» **SHORT PROBLEM**
Drop the pictures from the entries below, then reproduce the rest exactly.

» **TASK MATERIAL**
= = = = = = =

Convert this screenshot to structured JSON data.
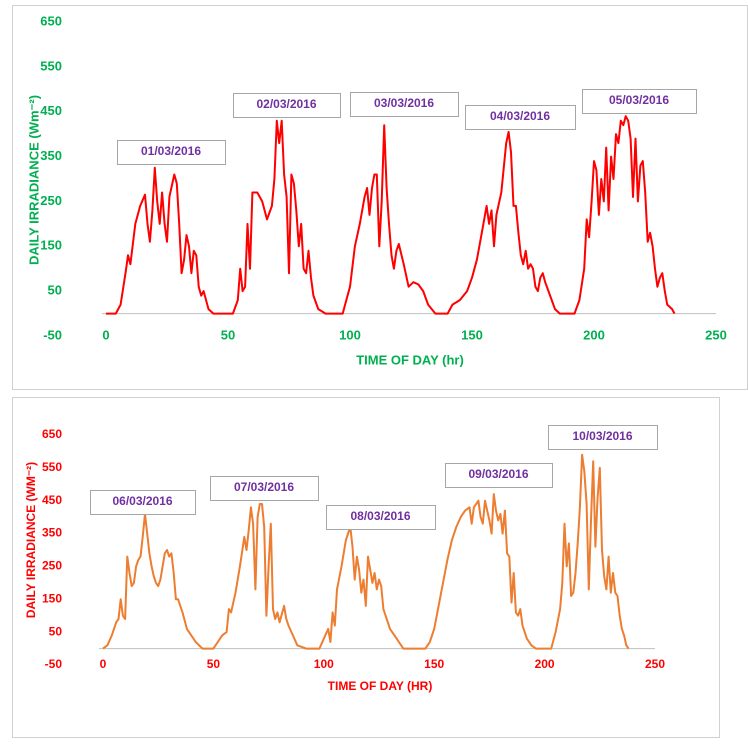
{
  "chart_data": [
    {
      "type": "line",
      "y_label": "DAILY IRRADIANCE (Wm⁻²)",
      "x_label": "TIME OF DAY (hr)",
      "color": "#ff0000",
      "axis_color": "#00b050",
      "annotation_color": "#7030a0",
      "annotations": [
        "01/03/2016",
        "02/03/2016",
        "03/03/2016",
        "04/03/2016",
        "05/03/2016"
      ],
      "xlim": [
        0,
        250
      ],
      "xticks": [
        0,
        50,
        100,
        150,
        200,
        250
      ],
      "ylim": [
        -50,
        650
      ],
      "yticks": [
        -50,
        50,
        150,
        250,
        350,
        450,
        550,
        650
      ],
      "x": [
        0,
        4,
        6,
        8,
        9,
        10,
        12,
        14,
        16,
        17,
        18,
        19,
        20,
        21,
        22,
        23,
        24,
        25,
        26,
        28,
        29,
        30,
        31,
        32,
        33,
        34,
        35,
        36,
        37,
        38,
        39,
        40,
        42,
        44,
        52,
        54,
        55,
        56,
        57,
        58,
        59,
        60,
        62,
        64,
        66,
        68,
        69,
        70,
        71,
        72,
        73,
        74,
        75,
        76,
        77,
        78,
        79,
        80,
        81,
        82,
        83,
        84,
        85,
        87,
        90,
        97,
        98,
        100,
        102,
        104,
        106,
        107,
        108,
        109,
        110,
        111,
        112,
        113,
        114,
        115,
        116,
        117,
        118,
        119,
        120,
        122,
        124,
        126,
        128,
        130,
        132,
        135,
        140,
        142,
        145,
        148,
        150,
        152,
        154,
        156,
        157,
        158,
        159,
        160,
        162,
        164,
        165,
        166,
        167,
        168,
        169,
        170,
        171,
        172,
        173,
        174,
        175,
        176,
        177,
        178,
        179,
        180,
        182,
        184,
        186,
        192,
        194,
        196,
        197,
        198,
        199,
        200,
        201,
        202,
        203,
        204,
        205,
        206,
        207,
        208,
        209,
        210,
        211,
        212,
        213,
        214,
        215,
        216,
        217,
        218,
        219,
        220,
        221,
        222,
        223,
        224,
        225,
        226,
        227,
        228,
        229,
        230,
        232,
        233
      ],
      "values": [
        0,
        0,
        20,
        90,
        130,
        110,
        200,
        240,
        265,
        200,
        160,
        230,
        325,
        250,
        200,
        270,
        200,
        160,
        260,
        310,
        290,
        200,
        90,
        120,
        175,
        150,
        90,
        140,
        130,
        60,
        40,
        50,
        10,
        0,
        0,
        30,
        100,
        50,
        60,
        200,
        100,
        270,
        270,
        250,
        210,
        240,
        300,
        430,
        380,
        430,
        310,
        260,
        90,
        310,
        290,
        230,
        150,
        200,
        100,
        90,
        140,
        80,
        40,
        10,
        0,
        0,
        20,
        60,
        150,
        200,
        260,
        280,
        220,
        280,
        310,
        310,
        150,
        250,
        420,
        280,
        200,
        130,
        100,
        140,
        155,
        110,
        60,
        70,
        65,
        50,
        20,
        0,
        0,
        20,
        30,
        50,
        80,
        120,
        180,
        240,
        200,
        230,
        150,
        220,
        270,
        380,
        405,
        360,
        240,
        240,
        180,
        130,
        110,
        140,
        100,
        110,
        100,
        60,
        50,
        80,
        90,
        70,
        40,
        10,
        0,
        0,
        30,
        100,
        210,
        170,
        250,
        340,
        320,
        220,
        300,
        250,
        370,
        230,
        350,
        300,
        400,
        380,
        430,
        420,
        440,
        430,
        390,
        260,
        390,
        250,
        330,
        340,
        270,
        160,
        180,
        150,
        100,
        60,
        80,
        90,
        50,
        20,
        10,
        0
      ]
    },
    {
      "type": "line",
      "y_label": "DAILY IRRADIANCE (WM⁻²)",
      "x_label": "TIME OF DAY (HR)",
      "color": "#ed7d31",
      "axis_color": "#ff0000",
      "annotation_color": "#7030a0",
      "annotations": [
        "06/03/2016",
        "07/03/2016",
        "08/03/2016",
        "09/03/2016",
        "10/03/2016"
      ],
      "xlim": [
        0,
        250
      ],
      "xticks": [
        0,
        50,
        100,
        150,
        200,
        250
      ],
      "ylim": [
        -50,
        650
      ],
      "yticks": [
        -50,
        50,
        150,
        250,
        350,
        450,
        550,
        650
      ],
      "x": [
        0,
        2,
        4,
        6,
        7,
        8,
        9,
        10,
        11,
        12,
        13,
        14,
        15,
        16,
        17,
        18,
        19,
        20,
        21,
        22,
        23,
        24,
        25,
        26,
        27,
        28,
        29,
        30,
        31,
        32,
        33,
        34,
        36,
        38,
        40,
        42,
        45,
        50,
        52,
        54,
        56,
        57,
        58,
        60,
        62,
        64,
        65,
        66,
        67,
        68,
        69,
        70,
        71,
        72,
        73,
        74,
        75,
        76,
        77,
        78,
        79,
        80,
        82,
        83,
        84,
        86,
        88,
        92,
        98,
        100,
        102,
        103,
        104,
        105,
        106,
        108,
        110,
        112,
        113,
        114,
        115,
        116,
        117,
        118,
        119,
        120,
        121,
        122,
        123,
        124,
        125,
        126,
        127,
        128,
        130,
        132,
        134,
        136,
        146,
        148,
        150,
        152,
        154,
        156,
        158,
        160,
        162,
        164,
        166,
        167,
        168,
        170,
        171,
        172,
        173,
        174,
        175,
        176,
        177,
        178,
        179,
        180,
        181,
        182,
        183,
        184,
        185,
        186,
        187,
        188,
        189,
        190,
        192,
        194,
        196,
        203,
        205,
        207,
        208,
        209,
        210,
        211,
        212,
        213,
        214,
        215,
        216,
        217,
        218,
        219,
        220,
        221,
        222,
        223,
        224,
        225,
        226,
        227,
        228,
        229,
        230,
        231,
        232,
        233,
        234,
        235,
        236,
        237,
        238
      ],
      "values": [
        0,
        10,
        40,
        80,
        90,
        150,
        100,
        90,
        280,
        230,
        190,
        200,
        250,
        270,
        280,
        340,
        410,
        350,
        290,
        250,
        220,
        200,
        190,
        210,
        250,
        290,
        300,
        280,
        290,
        230,
        150,
        150,
        110,
        60,
        40,
        20,
        0,
        0,
        20,
        40,
        50,
        120,
        110,
        170,
        250,
        340,
        300,
        360,
        430,
        380,
        180,
        400,
        440,
        440,
        370,
        100,
        250,
        380,
        120,
        90,
        110,
        80,
        130,
        90,
        70,
        40,
        10,
        0,
        0,
        30,
        60,
        20,
        110,
        70,
        180,
        250,
        330,
        370,
        310,
        210,
        280,
        240,
        170,
        210,
        130,
        280,
        240,
        200,
        230,
        180,
        210,
        190,
        120,
        100,
        60,
        40,
        20,
        0,
        0,
        20,
        60,
        130,
        200,
        270,
        330,
        370,
        400,
        420,
        430,
        380,
        430,
        450,
        400,
        380,
        450,
        420,
        390,
        350,
        470,
        420,
        390,
        410,
        350,
        420,
        290,
        280,
        140,
        230,
        110,
        100,
        120,
        70,
        30,
        10,
        0,
        0,
        50,
        120,
        200,
        380,
        250,
        320,
        160,
        170,
        230,
        320,
        430,
        590,
        540,
        440,
        180,
        390,
        570,
        310,
        460,
        550,
        300,
        220,
        180,
        280,
        170,
        230,
        170,
        160,
        100,
        60,
        40,
        10,
        0
      ]
    }
  ]
}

= = = = = = =

» **SOLUTION FOR THIS EXERCISE**
Convert this screenshot to structured JSON data.
{
  "chart_data": [
    {
      "type": "line",
      "y_label": "DAILY IRRADIANCE (Wm⁻²)",
      "x_label": "TIME OF DAY (hr)",
      "color": "#ff0000",
      "axis_color": "#00b050",
      "annotation_color": "#7030a0",
      "annotations": [
        "01/03/2016",
        "02/03/2016",
        "03/03/2016",
        "04/03/2016",
        "05/03/2016"
      ],
      "xlim": [
        0,
        250
      ],
      "xticks": [
        0,
        50,
        100,
        150,
        200,
        250
      ],
      "ylim": [
        -50,
        650
      ],
      "yticks": [
        -50,
        50,
        150,
        250,
        350,
        450,
        550,
        650
      ],
      "x": [
        0,
        4,
        6,
        8,
        9,
        10,
        12,
        14,
        16,
        17,
        18,
        19,
        20,
        21,
        22,
        23,
        24,
        25,
        26,
        28,
        29,
        30,
        31,
        32,
        33,
        34,
        35,
        36,
        37,
        38,
        39,
        40,
        42,
        44,
        52,
        54,
        55,
        56,
        57,
        58,
        59,
        60,
        62,
        64,
        66,
        68,
        69,
        70,
        71,
        72,
        73,
        74,
        75,
        76,
        77,
        78,
        79,
        80,
        81,
        82,
        83,
        84,
        85,
        87,
        90,
        97,
        98,
        100,
        102,
        104,
        106,
        107,
        108,
        109,
        110,
        111,
        112,
        113,
        114,
        115,
        116,
        117,
        118,
        119,
        120,
        122,
        124,
        126,
        128,
        130,
        132,
        135,
        140,
        142,
        145,
        148,
        150,
        152,
        154,
        156,
        157,
        158,
        159,
        160,
        162,
        164,
        165,
        166,
        167,
        168,
        169,
        170,
        171,
        172,
        173,
        174,
        175,
        176,
        177,
        178,
        179,
        180,
        182,
        184,
        186,
        192,
        194,
        196,
        197,
        198,
        199,
        200,
        201,
        202,
        203,
        204,
        205,
        206,
        207,
        208,
        209,
        210,
        211,
        212,
        213,
        214,
        215,
        216,
        217,
        218,
        219,
        220,
        221,
        222,
        223,
        224,
        225,
        226,
        227,
        228,
        229,
        230,
        232,
        233
      ],
      "values": [
        0,
        0,
        20,
        90,
        130,
        110,
        200,
        240,
        265,
        200,
        160,
        230,
        325,
        250,
        200,
        270,
        200,
        160,
        260,
        310,
        290,
        200,
        90,
        120,
        175,
        150,
        90,
        140,
        130,
        60,
        40,
        50,
        10,
        0,
        0,
        30,
        100,
        50,
        60,
        200,
        100,
        270,
        270,
        250,
        210,
        240,
        300,
        430,
        380,
        430,
        310,
        260,
        90,
        310,
        290,
        230,
        150,
        200,
        100,
        90,
        140,
        80,
        40,
        10,
        0,
        0,
        20,
        60,
        150,
        200,
        260,
        280,
        220,
        280,
        310,
        310,
        150,
        250,
        420,
        280,
        200,
        130,
        100,
        140,
        155,
        110,
        60,
        70,
        65,
        50,
        20,
        0,
        0,
        20,
        30,
        50,
        80,
        120,
        180,
        240,
        200,
        230,
        150,
        220,
        270,
        380,
        405,
        360,
        240,
        240,
        180,
        130,
        110,
        140,
        100,
        110,
        100,
        60,
        50,
        80,
        90,
        70,
        40,
        10,
        0,
        0,
        30,
        100,
        210,
        170,
        250,
        340,
        320,
        220,
        300,
        250,
        370,
        230,
        350,
        300,
        400,
        380,
        430,
        420,
        440,
        430,
        390,
        260,
        390,
        250,
        330,
        340,
        270,
        160,
        180,
        150,
        100,
        60,
        80,
        90,
        50,
        20,
        10,
        0
      ]
    },
    {
      "type": "line",
      "y_label": "DAILY IRRADIANCE (WM⁻²)",
      "x_label": "TIME OF DAY (HR)",
      "color": "#ed7d31",
      "axis_color": "#ff0000",
      "annotation_color": "#7030a0",
      "annotations": [
        "06/03/2016",
        "07/03/2016",
        "08/03/2016",
        "09/03/2016",
        "10/03/2016"
      ],
      "xlim": [
        0,
        250
      ],
      "xticks": [
        0,
        50,
        100,
        150,
        200,
        250
      ],
      "ylim": [
        -50,
        650
      ],
      "yticks": [
        -50,
        50,
        150,
        250,
        350,
        450,
        550,
        650
      ],
      "x": [
        0,
        2,
        4,
        6,
        7,
        8,
        9,
        10,
        11,
        12,
        13,
        14,
        15,
        16,
        17,
        18,
        19,
        20,
        21,
        22,
        23,
        24,
        25,
        26,
        27,
        28,
        29,
        30,
        31,
        32,
        33,
        34,
        36,
        38,
        40,
        42,
        45,
        50,
        52,
        54,
        56,
        57,
        58,
        60,
        62,
        64,
        65,
        66,
        67,
        68,
        69,
        70,
        71,
        72,
        73,
        74,
        75,
        76,
        77,
        78,
        79,
        80,
        82,
        83,
        84,
        86,
        88,
        92,
        98,
        100,
        102,
        103,
        104,
        105,
        106,
        108,
        110,
        112,
        113,
        114,
        115,
        116,
        117,
        118,
        119,
        120,
        121,
        122,
        123,
        124,
        125,
        126,
        127,
        128,
        130,
        132,
        134,
        136,
        146,
        148,
        150,
        152,
        154,
        156,
        158,
        160,
        162,
        164,
        166,
        167,
        168,
        170,
        171,
        172,
        173,
        174,
        175,
        176,
        177,
        178,
        179,
        180,
        181,
        182,
        183,
        184,
        185,
        186,
        187,
        188,
        189,
        190,
        192,
        194,
        196,
        203,
        205,
        207,
        208,
        209,
        210,
        211,
        212,
        213,
        214,
        215,
        216,
        217,
        218,
        219,
        220,
        221,
        222,
        223,
        224,
        225,
        226,
        227,
        228,
        229,
        230,
        231,
        232,
        233,
        234,
        235,
        236,
        237,
        238
      ],
      "values": [
        0,
        10,
        40,
        80,
        90,
        150,
        100,
        90,
        280,
        230,
        190,
        200,
        250,
        270,
        280,
        340,
        410,
        350,
        290,
        250,
        220,
        200,
        190,
        210,
        250,
        290,
        300,
        280,
        290,
        230,
        150,
        150,
        110,
        60,
        40,
        20,
        0,
        0,
        20,
        40,
        50,
        120,
        110,
        170,
        250,
        340,
        300,
        360,
        430,
        380,
        180,
        400,
        440,
        440,
        370,
        100,
        250,
        380,
        120,
        90,
        110,
        80,
        130,
        90,
        70,
        40,
        10,
        0,
        0,
        30,
        60,
        20,
        110,
        70,
        180,
        250,
        330,
        370,
        310,
        210,
        280,
        240,
        170,
        210,
        130,
        280,
        240,
        200,
        230,
        180,
        210,
        190,
        120,
        100,
        60,
        40,
        20,
        0,
        0,
        20,
        60,
        130,
        200,
        270,
        330,
        370,
        400,
        420,
        430,
        380,
        430,
        450,
        400,
        380,
        450,
        420,
        390,
        350,
        470,
        420,
        390,
        410,
        350,
        420,
        290,
        280,
        140,
        230,
        110,
        100,
        120,
        70,
        30,
        10,
        0,
        0,
        50,
        120,
        200,
        380,
        250,
        320,
        160,
        170,
        230,
        320,
        430,
        590,
        540,
        440,
        180,
        390,
        570,
        310,
        460,
        550,
        300,
        220,
        180,
        280,
        170,
        230,
        170,
        160,
        100,
        60,
        40,
        10,
        0
      ]
    }
  ]
}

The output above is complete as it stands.